### [DIRECTIVE]
Copy out the listing that follows, exact in every word, and skip the images.

=======

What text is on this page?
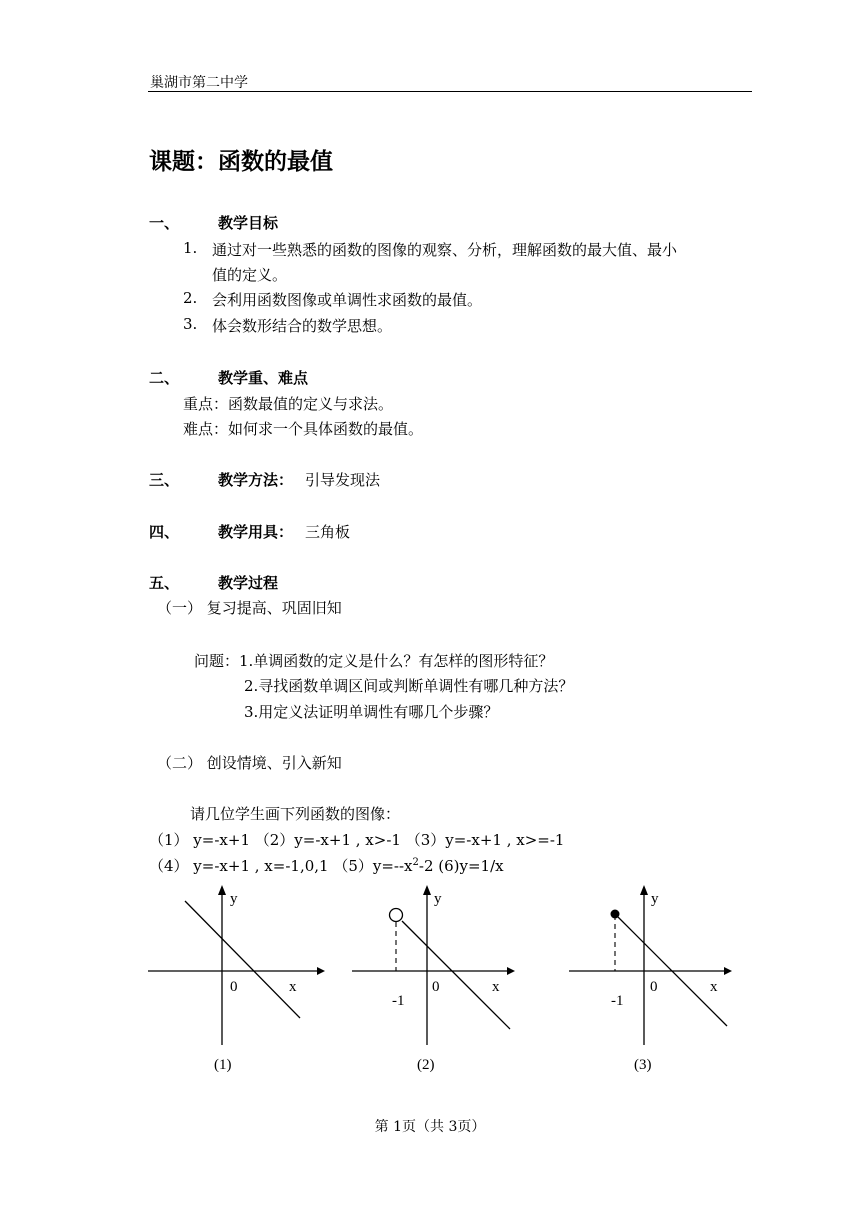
巢湖市第二中学
课题：函数的最值
一、	教学目标
1. 通过对一些熟悉的函数的图像的观察、分析，理解函数的最大值、最小
值的定义。
2. 会利用函数图像或单调性求函数的最值。
3. 体会数形结合的数学思想。
二、	教学重、难点
重点：函数最值的定义与求法。
难点：如何求一个具体函数的最值。
三、	教学方法： 引导发现法
四、	教学用具： 三角板
五、	教学过程
（一） 复习提高、巩固旧知
问题：1.单调函数的定义是什么？有怎样的图形特征？
2.寻找函数单调区间或判断单调性有哪几种方法？
3.用定义法证明单调性有哪几个步骤？
（二） 创设情境、引入新知
请几位学生画下列函数的图像：
（1） y=-x+1 （2）y=-x+1 , x>-1 （3）y=-x+1 , x>=-1
（4） y=-x+1 , x=-1,0,1 $(5)y=--x^2-2$ (6)y=1/x
y
0	x
(1)
y
0	x
-1
(2)
y
0	x
-1
(3)
第 1页（共 3页）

=======

### [EXERCISE ANSWER]
What text is on this page?
巢湖市第二中学
课题：函数的最值
一、	教学目标
1. 通过对一些熟悉的函数的图像的观察、分析，理解函数的最大值、最小
值的定义。
2. 会利用函数图像或单调性求函数的最值。
3. 体会数形结合的数学思想。
二、	教学重、难点
重点：函数最值的定义与求法。
难点：如何求一个具体函数的最值。
三、	教学方法： 引导发现法
四、	教学用具： 三角板
五、	教学过程
（一） 复习提高、巩固旧知
问题：1.单调函数的定义是什么？有怎样的图形特征？
2.寻找函数单调区间或判断单调性有哪几种方法？
3.用定义法证明单调性有哪几个步骤？
（二） 创设情境、引入新知
请几位学生画下列函数的图像：
（1） y=-x+1 （2）y=-x+1 , x>-1 （3）y=-x+1 , x>=-1
（4） y=-x+1 , x=-1,0,1 $(5)y=--x^2-2$ (6)y=1/x
y
0	x
(1)
y
0	x
-1
(2)
y
0	x
-1
(3)
第 1页（共 3页）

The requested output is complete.